**DATA TO USE**:

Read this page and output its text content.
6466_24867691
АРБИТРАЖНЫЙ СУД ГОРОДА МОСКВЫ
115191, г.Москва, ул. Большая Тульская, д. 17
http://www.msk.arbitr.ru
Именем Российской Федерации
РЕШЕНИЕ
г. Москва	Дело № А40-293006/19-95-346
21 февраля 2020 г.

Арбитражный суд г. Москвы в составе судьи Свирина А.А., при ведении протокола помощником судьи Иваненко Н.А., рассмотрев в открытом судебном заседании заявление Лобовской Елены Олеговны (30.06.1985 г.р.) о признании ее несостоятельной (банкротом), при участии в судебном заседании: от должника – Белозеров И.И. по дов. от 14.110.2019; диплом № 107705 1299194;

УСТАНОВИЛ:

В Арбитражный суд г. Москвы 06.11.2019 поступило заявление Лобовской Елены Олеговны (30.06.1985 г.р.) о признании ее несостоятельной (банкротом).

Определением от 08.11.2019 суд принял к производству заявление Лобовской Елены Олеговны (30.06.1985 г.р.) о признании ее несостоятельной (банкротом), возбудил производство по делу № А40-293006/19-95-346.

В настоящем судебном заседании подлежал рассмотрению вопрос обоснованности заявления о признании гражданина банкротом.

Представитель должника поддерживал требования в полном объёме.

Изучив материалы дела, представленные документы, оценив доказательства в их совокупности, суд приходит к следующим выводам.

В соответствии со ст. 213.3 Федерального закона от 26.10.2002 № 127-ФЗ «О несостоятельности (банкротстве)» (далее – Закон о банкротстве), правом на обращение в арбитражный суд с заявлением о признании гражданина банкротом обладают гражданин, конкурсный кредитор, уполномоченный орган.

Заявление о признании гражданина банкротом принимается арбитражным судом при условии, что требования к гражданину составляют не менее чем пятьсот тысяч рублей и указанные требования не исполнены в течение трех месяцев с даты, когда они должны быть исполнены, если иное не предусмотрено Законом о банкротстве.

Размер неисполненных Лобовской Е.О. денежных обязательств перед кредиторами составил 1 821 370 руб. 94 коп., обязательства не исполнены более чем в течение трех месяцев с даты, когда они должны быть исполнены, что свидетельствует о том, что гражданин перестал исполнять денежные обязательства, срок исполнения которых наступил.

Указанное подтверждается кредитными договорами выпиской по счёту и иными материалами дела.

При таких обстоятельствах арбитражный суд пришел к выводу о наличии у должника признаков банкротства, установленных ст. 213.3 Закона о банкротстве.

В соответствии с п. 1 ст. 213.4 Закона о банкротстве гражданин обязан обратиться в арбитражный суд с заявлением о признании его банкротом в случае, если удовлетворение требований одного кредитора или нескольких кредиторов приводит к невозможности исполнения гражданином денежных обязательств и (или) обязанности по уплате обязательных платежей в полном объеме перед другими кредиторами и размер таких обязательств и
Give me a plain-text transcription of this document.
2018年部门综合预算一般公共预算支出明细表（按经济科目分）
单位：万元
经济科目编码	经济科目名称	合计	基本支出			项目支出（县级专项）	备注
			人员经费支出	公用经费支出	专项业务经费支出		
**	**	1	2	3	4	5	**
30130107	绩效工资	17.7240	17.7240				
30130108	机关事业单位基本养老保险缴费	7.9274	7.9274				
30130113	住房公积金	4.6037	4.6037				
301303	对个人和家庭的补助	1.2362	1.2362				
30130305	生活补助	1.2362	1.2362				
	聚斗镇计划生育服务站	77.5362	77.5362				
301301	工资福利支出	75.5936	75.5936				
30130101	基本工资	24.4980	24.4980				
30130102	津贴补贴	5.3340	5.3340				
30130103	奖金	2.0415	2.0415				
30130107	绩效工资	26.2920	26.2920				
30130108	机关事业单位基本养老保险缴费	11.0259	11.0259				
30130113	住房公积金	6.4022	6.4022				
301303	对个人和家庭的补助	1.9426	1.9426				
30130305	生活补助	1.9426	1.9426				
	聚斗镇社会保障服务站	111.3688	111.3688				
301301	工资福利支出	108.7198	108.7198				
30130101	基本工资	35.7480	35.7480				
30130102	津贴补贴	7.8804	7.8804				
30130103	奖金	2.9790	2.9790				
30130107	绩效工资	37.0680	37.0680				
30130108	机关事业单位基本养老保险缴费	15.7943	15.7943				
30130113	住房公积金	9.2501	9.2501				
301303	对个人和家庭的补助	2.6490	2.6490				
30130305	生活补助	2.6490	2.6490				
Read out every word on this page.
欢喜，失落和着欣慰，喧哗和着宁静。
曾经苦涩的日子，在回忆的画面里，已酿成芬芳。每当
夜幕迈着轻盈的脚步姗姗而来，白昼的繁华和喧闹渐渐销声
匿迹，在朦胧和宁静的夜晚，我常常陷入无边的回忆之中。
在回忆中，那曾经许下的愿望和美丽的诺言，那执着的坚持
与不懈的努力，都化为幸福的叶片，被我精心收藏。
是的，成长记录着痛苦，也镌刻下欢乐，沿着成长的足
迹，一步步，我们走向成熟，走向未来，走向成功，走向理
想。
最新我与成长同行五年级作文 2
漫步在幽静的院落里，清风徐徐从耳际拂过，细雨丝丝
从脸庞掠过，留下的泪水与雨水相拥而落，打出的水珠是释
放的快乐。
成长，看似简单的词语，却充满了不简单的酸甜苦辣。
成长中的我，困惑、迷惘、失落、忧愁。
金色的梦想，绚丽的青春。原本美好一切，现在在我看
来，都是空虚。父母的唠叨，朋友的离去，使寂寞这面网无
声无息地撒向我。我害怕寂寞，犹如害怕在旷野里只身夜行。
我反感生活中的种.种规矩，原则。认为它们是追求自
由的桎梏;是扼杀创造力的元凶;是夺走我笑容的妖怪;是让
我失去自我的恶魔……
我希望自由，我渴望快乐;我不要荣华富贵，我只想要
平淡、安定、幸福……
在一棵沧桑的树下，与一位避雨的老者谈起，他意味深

**DIRECTIONS FOR THIS TASK**: Count how many lines of the listing above include "住房公积金" and report that number alone.

**RESPONSE FOR THIS EXERCISE**: 3